Exercise requirements
Reproduce every line of the listing below word for word, leaving out the pictures.

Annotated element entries
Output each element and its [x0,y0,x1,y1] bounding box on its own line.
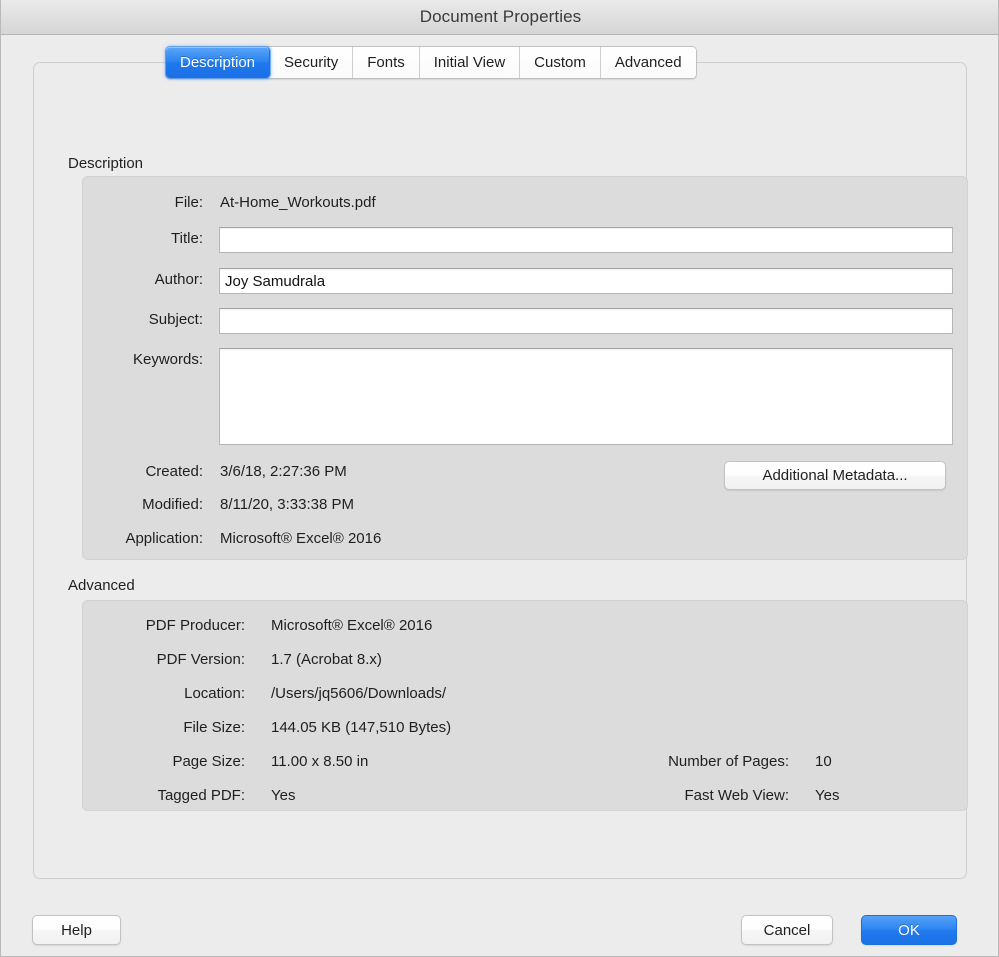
number-of-pages-value: 10 [815,753,832,770]
application-value: Microsoft® Excel® 2016 [220,530,382,547]
file-size-label: File Size: [183,719,245,736]
row-tagged-pdf: Tagged PDF: Yes Fast Web View: Yes [83,784,967,808]
tab-security[interactable]: Security [270,47,354,78]
created-value: 3/6/18, 2:27:36 PM [220,463,347,480]
subject-input[interactable] [219,308,953,334]
pdf-version-value: 1.7 (Acrobat 8.x) [271,651,382,668]
tab-custom[interactable]: Custom [520,47,601,78]
pdf-producer-label: PDF Producer: [145,617,245,634]
tab-advanced[interactable]: Advanced [600,47,696,78]
application-label: Application: [125,530,203,547]
modified-value: 8/11/20, 3:33:38 PM [220,496,354,513]
tagged-pdf-value: Yes [271,787,296,804]
titlebar: Document Properties [1,0,998,35]
row-file-size: File Size: 144.05 KB (147,510 Bytes) [83,716,967,740]
row-file: File: At-Home_Workouts.pdf [83,191,967,215]
ok-button[interactable]: OK [861,915,957,945]
description-group-title: Description [68,155,144,172]
modified-label: Modified: [142,496,203,513]
dialog-footer: Help Cancel OK [1,894,998,956]
fast-web-view-label: Fast Web View: [684,787,790,804]
author-input[interactable] [219,268,953,294]
location-value: /Users/jq5606/Downloads/ [271,685,447,702]
title-input[interactable] [219,227,953,253]
tab-initial-view[interactable]: Initial View [419,47,521,78]
advanced-group-title: Advanced [68,577,135,594]
file-value: At-Home_Workouts.pdf [220,194,376,211]
row-modified: Modified: 8/11/20, 3:33:38 PM [83,493,967,517]
row-application: Application: Microsoft® Excel® 2016 [83,527,967,551]
number-of-pages-label: Number of Pages: [668,753,789,770]
window-title: Document Properties [419,7,582,26]
created-label: Created: [145,463,203,480]
pdf-producer-value: Microsoft® Excel® 2016 [271,617,433,634]
page-size-value: 11.00 x 8.50 in [271,753,369,770]
file-label: File: [174,194,203,211]
keywords-textarea[interactable] [219,348,953,445]
tab-bar: Description Security Fonts Initial View … [165,46,697,79]
row-pdf-producer: PDF Producer: Microsoft® Excel® 2016 [83,614,967,638]
pdf-version-label: PDF Version: [156,651,245,668]
row-page-size: Page Size: 11.00 x 8.50 in Number of Pag… [83,750,967,774]
file-size-value: 144.05 KB (147,510 Bytes) [271,719,452,736]
additional-metadata-button[interactable]: Additional Metadata... [724,461,946,490]
description-groupbox: File: At-Home_Workouts.pdf Title: Author… [82,176,968,560]
row-pdf-version: PDF Version: 1.7 (Acrobat 8.x) [83,648,967,672]
help-button[interactable]: Help [32,915,121,945]
keywords-label: Keywords: [132,351,203,368]
tab-content-panel: Description File: At-Home_Workouts.pdf T… [33,62,968,879]
location-label: Location: [184,685,245,702]
tab-fonts[interactable]: Fonts [353,47,420,78]
page-size-label: Page Size: [172,753,245,770]
cancel-button[interactable]: Cancel [741,915,833,945]
document-properties-dialog: Document Properties Description Security… [0,0,999,957]
author-label: Author: [154,271,203,288]
tab-description[interactable]: Description [166,47,271,78]
row-location: Location: /Users/jq5606/Downloads/ [83,682,967,706]
advanced-groupbox: PDF Producer: Microsoft® Excel® 2016 PDF… [82,600,968,811]
subject-label: Subject: [148,311,203,328]
tagged-pdf-label: Tagged PDF: [157,787,245,804]
title-label: Title: [171,230,203,247]
fast-web-view-value: Yes [815,787,840,804]
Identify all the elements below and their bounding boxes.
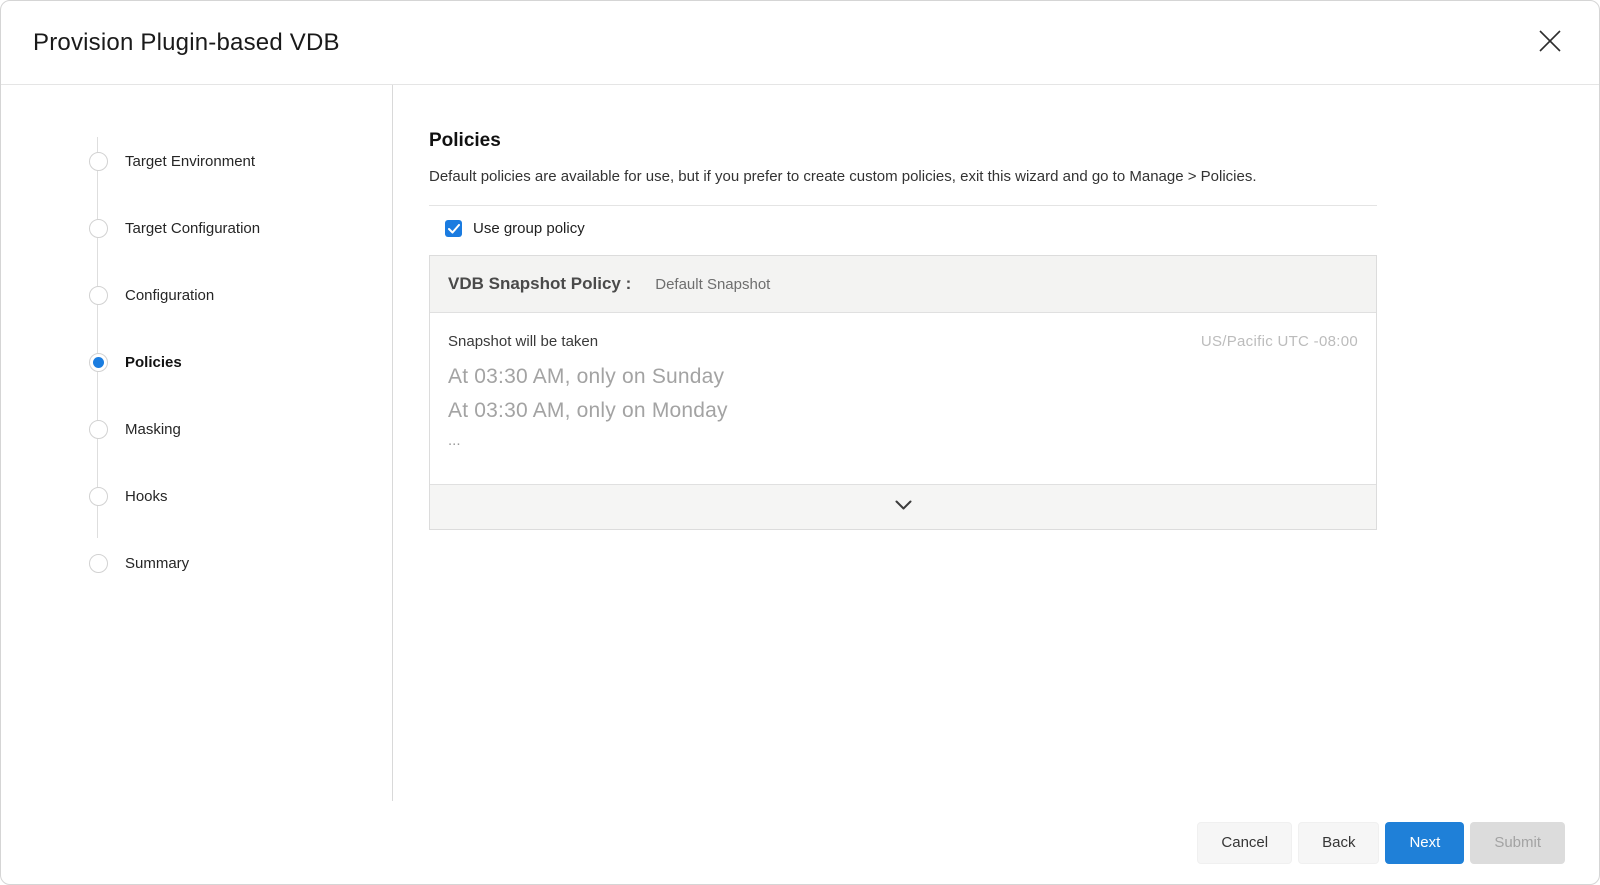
step-hooks[interactable]: Hooks	[1, 463, 392, 530]
step-circle-icon	[89, 420, 108, 439]
step-label: Target Configuration	[125, 220, 260, 237]
page-title: Policies	[429, 130, 1377, 152]
checkbox-checked-icon	[445, 220, 462, 237]
chevron-down-icon	[895, 498, 912, 516]
step-label: Policies	[125, 354, 182, 371]
panel-title: VDB Snapshot Policy :	[448, 274, 631, 294]
step-target-environment[interactable]: Target Environment	[1, 128, 392, 195]
schedule-line: At 03:30 AM, only on Sunday	[448, 360, 1358, 394]
step-summary[interactable]: Summary	[1, 530, 392, 597]
step-label: Target Environment	[125, 153, 255, 170]
step-label: Summary	[125, 555, 189, 572]
back-button[interactable]: Back	[1298, 822, 1379, 864]
step-circle-active-icon	[89, 353, 108, 372]
schedule-ellipsis: ...	[448, 432, 1358, 449]
step-label: Configuration	[125, 287, 214, 304]
step-circle-icon	[89, 152, 108, 171]
selected-policy-value: Default Snapshot	[655, 276, 770, 293]
panel-header: VDB Snapshot Policy : Default Snapshot	[430, 256, 1376, 313]
use-group-policy-checkbox[interactable]: Use group policy	[445, 220, 1377, 237]
step-masking[interactable]: Masking	[1, 396, 392, 463]
snapshot-taken-label: Snapshot will be taken	[448, 333, 598, 350]
provision-vdb-dialog: Provision Plugin-based VDB Target Enviro…	[0, 0, 1600, 885]
step-circle-icon	[89, 286, 108, 305]
divider	[429, 205, 1377, 206]
step-circle-icon	[89, 219, 108, 238]
expand-schedule-button[interactable]	[430, 484, 1376, 529]
schedule-list: At 03:30 AM, only on Sunday At 03:30 AM,…	[448, 360, 1358, 449]
dialog-footer: Cancel Back Next Submit	[1, 801, 1599, 884]
cancel-button[interactable]: Cancel	[1197, 822, 1292, 864]
step-target-configuration[interactable]: Target Configuration	[1, 195, 392, 262]
schedule-line: At 03:30 AM, only on Monday	[448, 394, 1358, 428]
panel-body: Snapshot will be taken US/Pacific UTC -0…	[430, 313, 1376, 484]
checkbox-label: Use group policy	[473, 220, 585, 237]
wizard-stepper: Target Environment Target Configuration …	[1, 85, 393, 801]
step-policies[interactable]: Policies	[1, 329, 392, 396]
next-button[interactable]: Next	[1385, 822, 1464, 864]
step-label: Hooks	[125, 488, 168, 505]
step-configuration[interactable]: Configuration	[1, 262, 392, 329]
main-content: Policies Default policies are available …	[393, 85, 1599, 801]
submit-button[interactable]: Submit	[1470, 822, 1565, 864]
timezone-label: US/Pacific UTC -08:00	[1201, 333, 1358, 350]
dialog-title: Provision Plugin-based VDB	[33, 29, 340, 57]
step-circle-icon	[89, 487, 108, 506]
close-button[interactable]	[1533, 26, 1567, 60]
vdb-snapshot-policy-panel: VDB Snapshot Policy : Default Snapshot S…	[429, 255, 1377, 530]
page-description: Default policies are available for use, …	[429, 168, 1377, 185]
step-label: Masking	[125, 421, 181, 438]
step-circle-icon	[89, 554, 108, 573]
dialog-body: Target Environment Target Configuration …	[1, 85, 1599, 801]
dialog-header: Provision Plugin-based VDB	[1, 1, 1599, 85]
x-icon	[1537, 28, 1563, 57]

The output
Output each element and its [x0,y0,x1,y1] bounding box on its own line.
number-of-pages-value: 10 [815,753,832,770]
application-value: Microsoft® Excel® 2016 [220,530,382,547]
file-size-label: File Size: [183,719,245,736]
row-tagged-pdf: Tagged PDF: Yes Fast Web View: Yes [83,784,967,808]
tab-security[interactable]: Security [270,47,354,78]
created-value: 3/6/18, 2:27:36 PM [220,463,347,480]
subject-input[interactable] [219,308,953,334]
pdf-version-value: 1.7 (Acrobat 8.x) [271,651,382,668]
tab-custom[interactable]: Custom [520,47,601,78]
pdf-producer-label: PDF Producer: [145,617,245,634]
tab-advanced[interactable]: Advanced [600,47,696,78]
application-label: Application: [125,530,203,547]
modified-value: 8/11/20, 3:33:38 PM [220,496,354,513]
tagged-pdf-value: Yes [271,787,296,804]
titlebar: Document Properties [1,0,998,35]
row-file-size: File Size: 144.05 KB (147,510 Bytes) [83,716,967,740]
row-file: File: At-Home_Workouts.pdf [83,191,967,215]
ok-button[interactable]: OK [861,915,957,945]
description-group-title: Description [68,155,144,172]
modified-label: Modified: [142,496,203,513]
dialog-footer: Help Cancel OK [1,894,998,956]
fast-web-view-label: Fast Web View: [684,787,790,804]
author-input[interactable] [219,268,953,294]
location-value: /Users/jq5606/Downloads/ [271,685,447,702]
title-input[interactable] [219,227,953,253]
tab-initial-view[interactable]: Initial View [419,47,521,78]
advanced-group-title: Advanced [68,577,135,594]
file-value: At-Home_Workouts.pdf [220,194,376,211]
row-modified: Modified: 8/11/20, 3:33:38 PM [83,493,967,517]
row-application: Application: Microsoft® Excel® 2016 [83,527,967,551]
number-of-pages-label: Number of Pages: [668,753,789,770]
window-title: Document Properties [419,7,582,26]
created-label: Created: [145,463,203,480]
pdf-producer-value: Microsoft® Excel® 2016 [271,617,433,634]
page-size-value: 11.00 x 8.50 in [271,753,369,770]
file-label: File: [174,194,203,211]
keywords-textarea[interactable] [219,348,953,445]
tab-bar: Description Security Fonts Initial View … [165,46,697,79]
row-pdf-producer: PDF Producer: Microsoft® Excel® 2016 [83,614,967,638]
pdf-version-label: PDF Version: [156,651,245,668]
row-page-size: Page Size: 11.00 x 8.50 in Number of Pag… [83,750,967,774]
file-size-value: 144.05 KB (147,510 Bytes) [271,719,452,736]
additional-metadata-button[interactable]: Additional Metadata... [724,461,946,490]
description-groupbox: File: At-Home_Workouts.pdf Title: Author… [82,176,968,560]
row-pdf-version: PDF Version: 1.7 (Acrobat 8.x) [83,648,967,672]
help-button[interactable]: Help [32,915,121,945]
keywords-label: Keywords: [132,351,203,368]
tab-content-panel: Description File: At-Home_Workouts.pdf T… [33,62,968,879]
location-label: Location: [184,685,245,702]
tab-fonts[interactable]: Fonts [353,47,420,78]
page-size-label: Page Size: [172,753,245,770]
cancel-button[interactable]: Cancel [741,915,833,945]
document-properties-dialog: Document Properties Description Security… [0,0,999,957]
author-label: Author: [154,271,203,288]
tab-description[interactable]: Description [166,47,271,78]
row-location: Location: /Users/jq5606/Downloads/ [83,682,967,706]
advanced-groupbox: PDF Producer: Microsoft® Excel® 2016 PDF… [82,600,968,811]
subject-label: Subject: [148,311,203,328]
tagged-pdf-label: Tagged PDF: [157,787,245,804]
title-label: Title: [171,230,203,247]
fast-web-view-value: Yes [815,787,840,804]
Identify all the elements below and their bounding boxes.
step-hooks[interactable]: Hooks	[1, 463, 392, 530]
step-circle-icon	[89, 420, 108, 439]
step-label: Target Configuration	[125, 220, 260, 237]
page-title: Policies	[429, 130, 1377, 152]
checkbox-checked-icon	[445, 220, 462, 237]
chevron-down-icon	[895, 498, 912, 516]
step-label: Policies	[125, 354, 182, 371]
panel-title: VDB Snapshot Policy :	[448, 274, 631, 294]
step-target-environment[interactable]: Target Environment	[1, 128, 392, 195]
schedule-line: At 03:30 AM, only on Sunday	[448, 360, 1358, 394]
step-summary[interactable]: Summary	[1, 530, 392, 597]
step-label: Target Environment	[125, 153, 255, 170]
step-label: Summary	[125, 555, 189, 572]
back-button[interactable]: Back	[1298, 822, 1379, 864]
step-circle-active-icon	[89, 353, 108, 372]
schedule-ellipsis: ...	[448, 432, 1358, 449]
step-label: Configuration	[125, 287, 214, 304]
step-circle-icon	[89, 152, 108, 171]
selected-policy-value: Default Snapshot	[655, 276, 770, 293]
panel-header: VDB Snapshot Policy : Default Snapshot	[430, 256, 1376, 313]
use-group-policy-checkbox[interactable]: Use group policy	[445, 220, 1377, 237]
step-masking[interactable]: Masking	[1, 396, 392, 463]
snapshot-taken-label: Snapshot will be taken	[448, 333, 598, 350]
provision-vdb-dialog: Provision Plugin-based VDB Target Enviro…	[0, 0, 1600, 885]
step-circle-icon	[89, 286, 108, 305]
divider	[429, 205, 1377, 206]
step-circle-icon	[89, 219, 108, 238]
expand-schedule-button[interactable]	[430, 484, 1376, 529]
schedule-list: At 03:30 AM, only on Sunday At 03:30 AM,…	[448, 360, 1358, 449]
dialog-footer: Cancel Back Next Submit	[1, 801, 1599, 884]
cancel-button[interactable]: Cancel	[1197, 822, 1292, 864]
step-target-configuration[interactable]: Target Configuration	[1, 195, 392, 262]
schedule-line: At 03:30 AM, only on Monday	[448, 394, 1358, 428]
panel-body: Snapshot will be taken US/Pacific UTC -0…	[430, 313, 1376, 484]
checkbox-label: Use group policy	[473, 220, 585, 237]
wizard-stepper: Target Environment Target Configuration …	[1, 85, 393, 801]
step-policies[interactable]: Policies	[1, 329, 392, 396]
next-button[interactable]: Next	[1385, 822, 1464, 864]
step-label: Hooks	[125, 488, 168, 505]
step-configuration[interactable]: Configuration	[1, 262, 392, 329]
main-content: Policies Default policies are available …	[393, 85, 1599, 801]
submit-button[interactable]: Submit	[1470, 822, 1565, 864]
timezone-label: US/Pacific UTC -08:00	[1201, 333, 1358, 350]
dialog-title: Provision Plugin-based VDB	[33, 29, 340, 57]
step-circle-icon	[89, 487, 108, 506]
close-button[interactable]	[1533, 26, 1567, 60]
vdb-snapshot-policy-panel: VDB Snapshot Policy : Default Snapshot S…	[429, 255, 1377, 530]
page-description: Default policies are available for use, …	[429, 168, 1377, 185]
step-label: Masking	[125, 421, 181, 438]
step-circle-icon	[89, 554, 108, 573]
dialog-body: Target Environment Target Configuration …	[1, 85, 1599, 801]
dialog-header: Provision Plugin-based VDB	[1, 1, 1599, 85]
x-icon	[1537, 28, 1563, 57]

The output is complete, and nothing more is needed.